▸ **Set exercise a**: According to the foreclosure article below, by what percentage did foreclosures in Lake County increase from 2005 to 2006?

▸ **Extract to read**:
Growing areas not safe from foreclosures
Route 120 stretches its two-lane highway through Round Lake and Volo, two of many Lake County towns that yawn with a new day of more development.
This area is fast-growing. But gaps are obvious. No streetlights. No curbs. No Starbucks or McDonald's or Denny's. At least not yet.
Longtime farms give way to a mobile home park not far from a mansion around Fairfield Road. Such a contrast is echoed in housing along Belvidere Road with the haves and the have-nots.
Further west, billboards for new retail space spike acres of changing fields. A new Ryland Homes development rises in the midst of more lush land. Dozens of corporate flags mark the development and snap in the wind.
Yet amid these signs of booming development, Lake County is quickly catching up to its neighbors on another, darker front -- foreclosures.
Lake County saw a 36 percent increase from 2005 to 2006, according to the Chicago-based Woodstock Institute.
Rapid growth in population, a building frenzy and high taxes have defined this area as well as many others around Chicago. These factors, along with bad sub-prime loans, unemployment and others have bombarded the suburban region with some of the highest foreclosure numbers in recent years.
"Any number of foreclosures is bad news," Round Lake Mayor Bill Gentes said. "We've been having more because we're one of the fastest growing communities around."
Round Lake had about 5,400 residents in 2000. It nearly tripled to 14,500, according to a special census in 2006. With even more new homes being sold, Gentes believes his town's population has jumped to about 18,000 this year.
This leaves the door open for more homeowners who take riskier mortgages that could lead to more foreclosures, Gentes said.
Round Lake had 117 foreclosures in 2006, compared to 112 from January through September this year, according to data firm Kaneville-based Record Information Services.
Widespread worries
In the Northwest and West suburbs, 6,662 households have received foreclosure notices -- from January through September alone this year.
Foreclosure notices already have exceeded the full year of 2006, which was 6,428, according to the Record Information Services.
And some of the largest cities in the region are among the hardest hit because of their growing populations, socioeconomic diversity, building booms or rejuvenating neighborhoods, among other factors.
For example, Elgin so far this year had 529 homes in foreclosure, compared to 503 for all of last year, the data showed.
The foreclosure situation is a matter between lenders and borrowers, city spokeswoman Susan Olafson said.

▸ **Set exercise b**: Put the rows below into a Markdown table with the columns No and Line, starting at the row that contains "tab-mailings[interactable]: 邮件 [140, 5, 180, 30]" and ending at the row that contains "size-button[interactable]: 纸张大小 ▼". Number each row and leave out blank lines.

▸ **Supplied entries**:
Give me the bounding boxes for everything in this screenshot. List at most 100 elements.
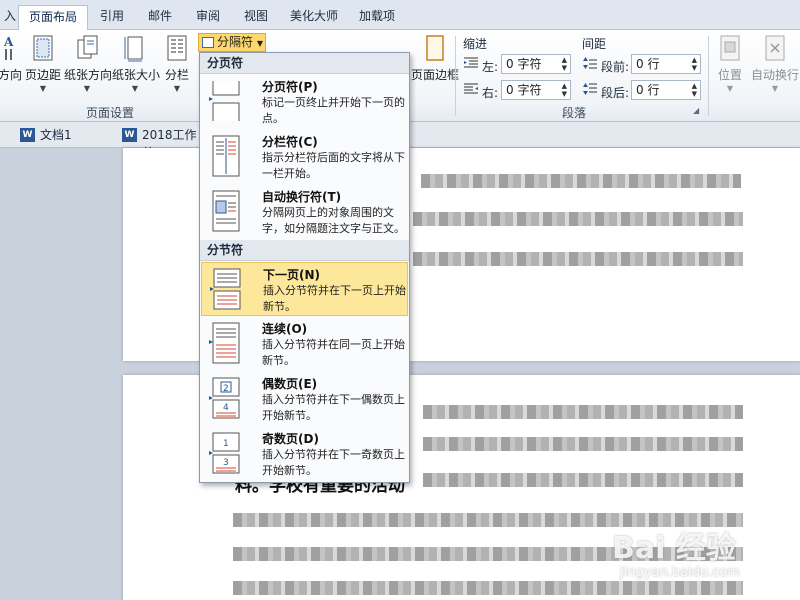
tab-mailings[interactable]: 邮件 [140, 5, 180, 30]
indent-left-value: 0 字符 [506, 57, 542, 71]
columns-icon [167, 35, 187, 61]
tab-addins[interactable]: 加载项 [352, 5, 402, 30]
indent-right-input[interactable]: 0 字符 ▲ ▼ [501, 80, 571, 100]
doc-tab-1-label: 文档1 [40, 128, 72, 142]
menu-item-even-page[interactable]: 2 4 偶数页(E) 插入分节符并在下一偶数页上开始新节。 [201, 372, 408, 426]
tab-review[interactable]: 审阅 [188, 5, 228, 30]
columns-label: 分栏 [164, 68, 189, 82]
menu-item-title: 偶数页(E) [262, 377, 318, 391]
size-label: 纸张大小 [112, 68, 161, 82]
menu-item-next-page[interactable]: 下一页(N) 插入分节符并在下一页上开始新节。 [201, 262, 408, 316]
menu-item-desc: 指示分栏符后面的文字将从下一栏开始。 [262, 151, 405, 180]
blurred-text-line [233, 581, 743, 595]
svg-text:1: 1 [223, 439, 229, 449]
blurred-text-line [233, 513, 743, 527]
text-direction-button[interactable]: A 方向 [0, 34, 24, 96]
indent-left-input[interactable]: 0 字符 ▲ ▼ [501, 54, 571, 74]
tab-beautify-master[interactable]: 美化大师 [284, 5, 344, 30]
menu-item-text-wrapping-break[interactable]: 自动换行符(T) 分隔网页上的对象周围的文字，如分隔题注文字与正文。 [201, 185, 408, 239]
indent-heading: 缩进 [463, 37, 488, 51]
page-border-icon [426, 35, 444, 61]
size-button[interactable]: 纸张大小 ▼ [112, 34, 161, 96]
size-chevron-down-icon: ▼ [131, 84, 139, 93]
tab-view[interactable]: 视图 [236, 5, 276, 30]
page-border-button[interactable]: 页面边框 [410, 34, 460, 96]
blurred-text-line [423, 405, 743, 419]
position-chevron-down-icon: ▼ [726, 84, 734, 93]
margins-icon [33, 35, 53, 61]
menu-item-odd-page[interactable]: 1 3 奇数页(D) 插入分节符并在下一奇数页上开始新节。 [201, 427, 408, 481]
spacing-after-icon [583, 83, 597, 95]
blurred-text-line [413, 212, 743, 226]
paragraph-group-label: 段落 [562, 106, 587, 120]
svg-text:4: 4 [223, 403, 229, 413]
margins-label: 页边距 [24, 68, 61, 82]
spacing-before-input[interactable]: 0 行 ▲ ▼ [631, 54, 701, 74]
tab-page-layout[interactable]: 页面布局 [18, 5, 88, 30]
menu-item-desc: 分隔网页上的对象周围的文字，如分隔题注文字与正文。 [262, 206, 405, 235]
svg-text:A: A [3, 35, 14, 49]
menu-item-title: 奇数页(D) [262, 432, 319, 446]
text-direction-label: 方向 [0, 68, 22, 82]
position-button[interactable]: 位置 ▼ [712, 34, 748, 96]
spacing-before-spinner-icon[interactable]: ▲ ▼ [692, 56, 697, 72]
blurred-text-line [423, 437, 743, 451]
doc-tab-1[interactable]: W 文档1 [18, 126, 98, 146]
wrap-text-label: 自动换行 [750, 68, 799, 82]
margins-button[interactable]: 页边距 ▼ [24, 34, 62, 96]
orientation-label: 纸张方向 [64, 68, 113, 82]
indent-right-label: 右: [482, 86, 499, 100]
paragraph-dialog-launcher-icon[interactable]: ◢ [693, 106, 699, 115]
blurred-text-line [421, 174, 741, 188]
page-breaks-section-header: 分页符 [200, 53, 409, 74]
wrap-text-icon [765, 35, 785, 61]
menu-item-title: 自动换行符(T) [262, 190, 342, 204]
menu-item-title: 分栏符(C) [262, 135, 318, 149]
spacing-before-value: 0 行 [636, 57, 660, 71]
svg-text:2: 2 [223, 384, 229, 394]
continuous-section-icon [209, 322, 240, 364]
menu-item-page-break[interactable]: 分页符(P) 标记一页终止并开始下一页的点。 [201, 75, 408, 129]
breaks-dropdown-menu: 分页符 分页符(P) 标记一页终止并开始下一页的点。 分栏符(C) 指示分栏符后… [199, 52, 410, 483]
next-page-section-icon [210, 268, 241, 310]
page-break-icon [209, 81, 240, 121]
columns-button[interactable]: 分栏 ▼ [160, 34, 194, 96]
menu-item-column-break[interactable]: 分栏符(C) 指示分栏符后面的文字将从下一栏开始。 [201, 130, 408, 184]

▸ **Finished answer a**: 36 percent

▸ **Finished answer b**:
| No | Line |
|---|---|
| 1 | tab-mailings[interactable]: 邮件 [140, 5, 180, 30] |
| 2 | indent-left-value: 0 字符 [506, 57, 542, 71] |
| 3 | columns-icon [167, 35, 187, 61] |
| 4 | tab-addins[interactable]: 加载项 [352, 5, 402, 30] |
| 5 | indent-right-input[interactable]: 0 字符 ▲ ▼ [501, 80, 571, 100] |
| 6 | doc-tab-1-label: 文档1 [40, 128, 72, 142] |
| 7 | menu-item-even-page[interactable]: 2 4 偶数页(E) 插入分节符并在下一偶数页上开始新节。 [201, 372, 408, 426] |
| 8 | tab-review[interactable]: 审阅 [188, 5, 228, 30] |
| 9 | columns-label: 分栏 [164, 68, 189, 82] |
| 10 | menu-item-title: 偶数页(E) [262, 377, 318, 391] |
| 11 | size-label: 纸张大小 [112, 68, 161, 82] |
| 12 | menu-item-next-page[interactable]: 下一页(N) 插入分节符并在下一页上开始新节。 [201, 262, 408, 316] |
| 13 | menu-item-desc: 指示分栏符后面的文字将从下一栏开始。 [262, 151, 405, 180] |
| 14 | blurred-text-line [233, 581, 743, 595] |
| 15 | svg-text:1: 1 [223, 439, 229, 449] |
| 16 | blurred-text-line [233, 513, 743, 527] |
| 17 | text-direction-button[interactable]: A 方向 [0, 34, 24, 96] |
| 18 | indent-left-input[interactable]: 0 字符 ▲ ▼ [501, 54, 571, 74] |
| 19 | tab-beautify-master[interactable]: 美化大师 [284, 5, 344, 30] |
| 20 | menu-item-text-wrapping-break[interactable]: 自动换行符(T) 分隔网页上的对象周围的文字，如分隔题注文字与正文。 [201, 185, 408, 239] |
| 21 | indent-heading: 缩进 [463, 37, 488, 51] |
| 22 | page-border-icon [426, 35, 444, 61] |
| 23 | size-button[interactable]: 纸张大小 ▼ [112, 34, 161, 96] |